List each line of the data that holds the word "name".
* * * * * * * * *
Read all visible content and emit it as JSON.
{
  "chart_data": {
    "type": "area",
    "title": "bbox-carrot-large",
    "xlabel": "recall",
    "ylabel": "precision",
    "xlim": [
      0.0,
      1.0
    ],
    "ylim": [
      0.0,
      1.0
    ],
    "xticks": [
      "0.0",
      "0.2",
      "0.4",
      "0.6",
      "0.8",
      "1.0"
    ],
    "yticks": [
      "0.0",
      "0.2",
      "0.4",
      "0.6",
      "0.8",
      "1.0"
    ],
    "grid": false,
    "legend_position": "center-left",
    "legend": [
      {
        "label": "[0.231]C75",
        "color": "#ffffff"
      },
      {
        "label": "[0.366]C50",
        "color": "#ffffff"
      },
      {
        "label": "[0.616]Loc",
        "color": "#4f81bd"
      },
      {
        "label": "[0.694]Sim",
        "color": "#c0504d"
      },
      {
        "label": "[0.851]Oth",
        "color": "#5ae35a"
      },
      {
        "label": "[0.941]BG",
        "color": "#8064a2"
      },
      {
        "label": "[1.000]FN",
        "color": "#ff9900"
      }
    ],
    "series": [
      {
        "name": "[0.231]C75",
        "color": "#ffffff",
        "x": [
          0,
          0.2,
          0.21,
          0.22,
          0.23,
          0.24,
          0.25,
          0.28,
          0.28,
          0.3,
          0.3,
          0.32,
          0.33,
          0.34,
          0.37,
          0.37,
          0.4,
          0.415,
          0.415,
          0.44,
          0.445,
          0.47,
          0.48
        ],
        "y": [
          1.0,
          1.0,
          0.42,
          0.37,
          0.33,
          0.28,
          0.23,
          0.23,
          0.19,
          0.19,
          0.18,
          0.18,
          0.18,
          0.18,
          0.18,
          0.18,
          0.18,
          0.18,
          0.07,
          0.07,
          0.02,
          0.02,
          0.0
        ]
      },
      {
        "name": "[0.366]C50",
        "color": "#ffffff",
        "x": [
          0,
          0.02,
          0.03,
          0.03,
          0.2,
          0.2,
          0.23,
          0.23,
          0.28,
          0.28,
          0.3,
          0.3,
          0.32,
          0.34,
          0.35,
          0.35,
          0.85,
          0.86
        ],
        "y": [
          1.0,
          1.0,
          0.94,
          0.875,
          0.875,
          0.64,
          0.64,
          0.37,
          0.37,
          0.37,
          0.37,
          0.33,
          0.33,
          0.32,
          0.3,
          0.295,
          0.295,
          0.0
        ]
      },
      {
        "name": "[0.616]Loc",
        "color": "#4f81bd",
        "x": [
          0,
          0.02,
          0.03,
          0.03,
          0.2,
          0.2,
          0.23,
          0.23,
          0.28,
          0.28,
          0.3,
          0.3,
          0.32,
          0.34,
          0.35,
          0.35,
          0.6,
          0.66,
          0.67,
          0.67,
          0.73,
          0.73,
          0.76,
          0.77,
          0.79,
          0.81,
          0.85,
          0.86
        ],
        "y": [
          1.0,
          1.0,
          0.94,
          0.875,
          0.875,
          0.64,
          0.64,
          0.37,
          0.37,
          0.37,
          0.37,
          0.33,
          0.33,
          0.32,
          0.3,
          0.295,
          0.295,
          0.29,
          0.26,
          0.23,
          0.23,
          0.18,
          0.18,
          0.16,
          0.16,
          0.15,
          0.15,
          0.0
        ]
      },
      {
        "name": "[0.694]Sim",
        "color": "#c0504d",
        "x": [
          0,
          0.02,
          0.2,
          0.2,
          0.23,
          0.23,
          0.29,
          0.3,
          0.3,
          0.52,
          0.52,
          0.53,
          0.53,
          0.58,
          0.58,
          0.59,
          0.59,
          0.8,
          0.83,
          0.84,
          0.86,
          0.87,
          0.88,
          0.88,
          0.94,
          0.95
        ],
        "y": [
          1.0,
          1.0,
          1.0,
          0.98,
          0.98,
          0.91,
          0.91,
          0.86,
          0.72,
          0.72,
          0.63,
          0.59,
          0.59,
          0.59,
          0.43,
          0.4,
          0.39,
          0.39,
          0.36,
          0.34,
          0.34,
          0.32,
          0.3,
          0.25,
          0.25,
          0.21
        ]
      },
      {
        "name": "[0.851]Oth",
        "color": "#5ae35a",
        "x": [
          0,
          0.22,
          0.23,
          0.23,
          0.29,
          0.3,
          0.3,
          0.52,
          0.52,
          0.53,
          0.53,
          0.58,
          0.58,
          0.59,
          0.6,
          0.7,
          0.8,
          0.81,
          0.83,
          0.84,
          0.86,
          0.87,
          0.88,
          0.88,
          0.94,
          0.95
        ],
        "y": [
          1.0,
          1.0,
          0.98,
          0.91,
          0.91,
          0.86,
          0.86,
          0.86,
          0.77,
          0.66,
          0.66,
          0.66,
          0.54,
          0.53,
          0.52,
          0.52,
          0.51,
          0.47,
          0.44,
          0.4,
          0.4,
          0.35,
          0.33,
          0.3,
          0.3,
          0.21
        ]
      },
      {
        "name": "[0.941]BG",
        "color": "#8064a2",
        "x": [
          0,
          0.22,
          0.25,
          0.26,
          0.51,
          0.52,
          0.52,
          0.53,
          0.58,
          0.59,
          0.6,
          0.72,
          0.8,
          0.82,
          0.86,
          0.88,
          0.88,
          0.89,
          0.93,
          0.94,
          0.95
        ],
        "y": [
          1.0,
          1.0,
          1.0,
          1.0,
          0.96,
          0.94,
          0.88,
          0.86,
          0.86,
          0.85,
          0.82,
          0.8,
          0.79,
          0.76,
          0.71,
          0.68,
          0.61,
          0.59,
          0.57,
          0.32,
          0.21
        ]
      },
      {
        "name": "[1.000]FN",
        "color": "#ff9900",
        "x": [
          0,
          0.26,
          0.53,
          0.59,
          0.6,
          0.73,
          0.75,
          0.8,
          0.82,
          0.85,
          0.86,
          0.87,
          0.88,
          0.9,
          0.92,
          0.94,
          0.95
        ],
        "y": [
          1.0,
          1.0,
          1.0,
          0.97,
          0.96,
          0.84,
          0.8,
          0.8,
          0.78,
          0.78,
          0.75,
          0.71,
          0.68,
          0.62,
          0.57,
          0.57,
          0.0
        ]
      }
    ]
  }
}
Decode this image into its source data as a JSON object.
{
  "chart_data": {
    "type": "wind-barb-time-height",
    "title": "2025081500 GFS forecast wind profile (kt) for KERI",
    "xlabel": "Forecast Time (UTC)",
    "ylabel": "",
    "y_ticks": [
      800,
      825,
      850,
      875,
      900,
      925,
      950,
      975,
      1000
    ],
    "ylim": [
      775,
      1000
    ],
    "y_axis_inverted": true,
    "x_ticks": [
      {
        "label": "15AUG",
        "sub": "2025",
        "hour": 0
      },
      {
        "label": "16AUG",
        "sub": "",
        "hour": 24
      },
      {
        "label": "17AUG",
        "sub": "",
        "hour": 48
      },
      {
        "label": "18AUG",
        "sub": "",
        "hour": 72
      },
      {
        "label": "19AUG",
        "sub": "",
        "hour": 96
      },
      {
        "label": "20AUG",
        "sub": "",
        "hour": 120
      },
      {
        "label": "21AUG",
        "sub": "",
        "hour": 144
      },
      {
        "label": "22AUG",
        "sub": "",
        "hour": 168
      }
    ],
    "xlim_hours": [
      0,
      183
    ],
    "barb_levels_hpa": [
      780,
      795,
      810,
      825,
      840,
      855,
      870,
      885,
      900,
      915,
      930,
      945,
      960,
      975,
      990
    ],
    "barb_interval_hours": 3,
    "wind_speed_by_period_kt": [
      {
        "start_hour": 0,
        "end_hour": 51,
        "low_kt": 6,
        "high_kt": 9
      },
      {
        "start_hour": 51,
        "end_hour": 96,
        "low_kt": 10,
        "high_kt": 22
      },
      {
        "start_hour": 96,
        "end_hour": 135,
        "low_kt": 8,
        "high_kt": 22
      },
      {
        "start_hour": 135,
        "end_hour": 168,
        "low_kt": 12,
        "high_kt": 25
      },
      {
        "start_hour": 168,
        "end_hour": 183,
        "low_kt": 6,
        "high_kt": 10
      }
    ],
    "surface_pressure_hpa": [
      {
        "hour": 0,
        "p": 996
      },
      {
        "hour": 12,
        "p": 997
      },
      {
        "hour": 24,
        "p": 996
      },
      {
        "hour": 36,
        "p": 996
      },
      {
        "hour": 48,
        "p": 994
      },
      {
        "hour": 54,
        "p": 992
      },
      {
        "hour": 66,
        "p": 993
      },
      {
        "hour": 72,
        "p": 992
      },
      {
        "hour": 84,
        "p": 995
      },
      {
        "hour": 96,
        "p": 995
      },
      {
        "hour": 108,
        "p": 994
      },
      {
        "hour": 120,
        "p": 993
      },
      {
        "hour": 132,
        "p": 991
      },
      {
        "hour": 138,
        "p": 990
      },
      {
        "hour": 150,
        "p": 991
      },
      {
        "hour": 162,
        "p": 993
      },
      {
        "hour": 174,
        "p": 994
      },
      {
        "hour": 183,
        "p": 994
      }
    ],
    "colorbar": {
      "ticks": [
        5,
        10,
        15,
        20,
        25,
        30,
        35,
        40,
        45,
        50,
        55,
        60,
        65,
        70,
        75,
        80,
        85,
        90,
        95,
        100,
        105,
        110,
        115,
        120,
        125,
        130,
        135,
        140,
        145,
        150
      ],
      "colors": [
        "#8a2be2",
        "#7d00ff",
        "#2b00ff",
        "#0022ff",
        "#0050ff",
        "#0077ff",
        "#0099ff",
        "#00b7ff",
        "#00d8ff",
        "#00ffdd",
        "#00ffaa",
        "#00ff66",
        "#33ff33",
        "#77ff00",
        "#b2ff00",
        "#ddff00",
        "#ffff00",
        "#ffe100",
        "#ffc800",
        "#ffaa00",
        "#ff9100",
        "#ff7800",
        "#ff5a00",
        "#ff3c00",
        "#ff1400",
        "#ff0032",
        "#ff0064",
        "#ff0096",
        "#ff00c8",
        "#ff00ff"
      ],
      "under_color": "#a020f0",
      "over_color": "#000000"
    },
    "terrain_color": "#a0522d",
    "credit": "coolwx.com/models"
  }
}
* * * * * * * * *
• **In response**:
        "name": "[0.231]C75",
        "name": "[0.366]C50",
        "name": "[0.616]Loc",
        "name": "[0.694]Sim",
        "name": "[0.851]Oth",
        "name": "[0.941]BG",
        "name": "[1.000]FN",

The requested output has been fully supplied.